» What is expected:
Find each line with the string "text" and report it.

[Stored dataset items]
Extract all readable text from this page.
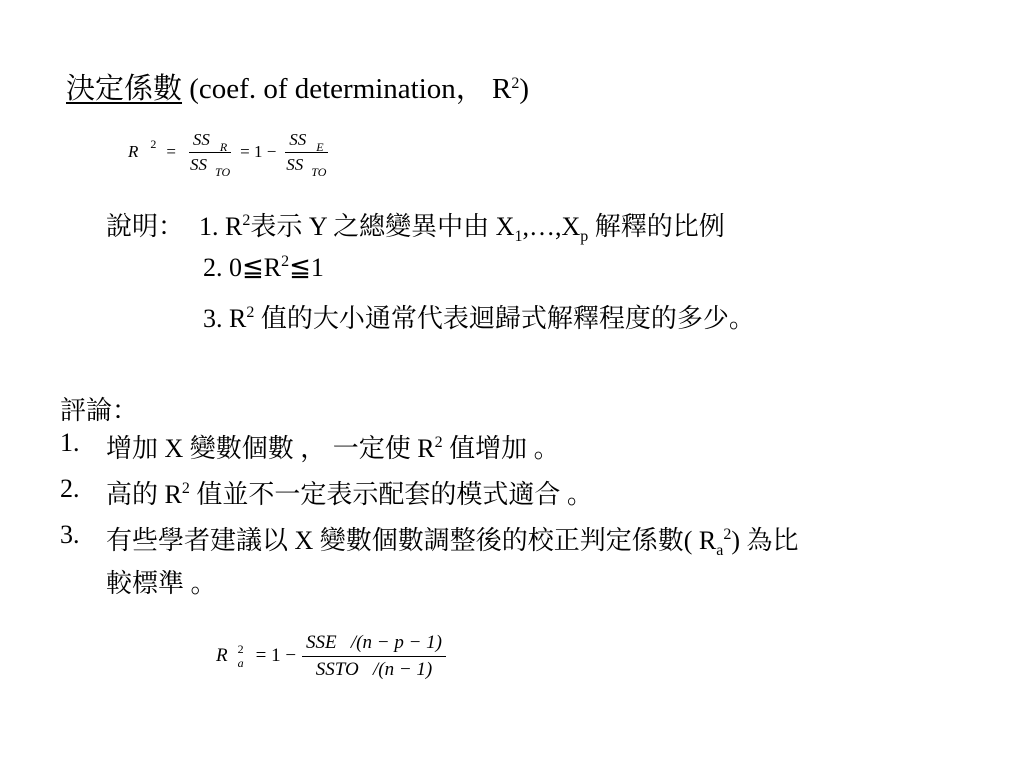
決定係數 (coef. of determination， $R^2$)
R $2 = \frac{SS _R}{SS _{TO}} = 1 - \frac{SS _E}{SS _{TO}}$
說明： 1. $R^2$表示 Y 之總變異中由 $X_1,\dots,X_p$ 解釋的比例
2. $0≦R^2≦1$
3. $R^2$ 值的大小通常代表迴歸式解釋程度的多少。
評論：
1. 增加 X 變數個數 ， 一定使 $R^2$ 值增加 。
2. 高的 $R^2$ 值並不一定表示配套的模式適合 。
3. 有些學者建議以 X 變數個數調整後的校正判定係數( $R_a^2$) 為比
較標準 。
R 2
$a = 1 - \frac{\text{SSE   /(n − p − 1)}}{\text{SSTO   /(n − 1)}}$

» Reply to the exercise:
Extract all readable text from this page.
$a = 1 - \frac{\text{SSE   /(n − p − 1)}}{\text{SSTO   /(n − 1)}}$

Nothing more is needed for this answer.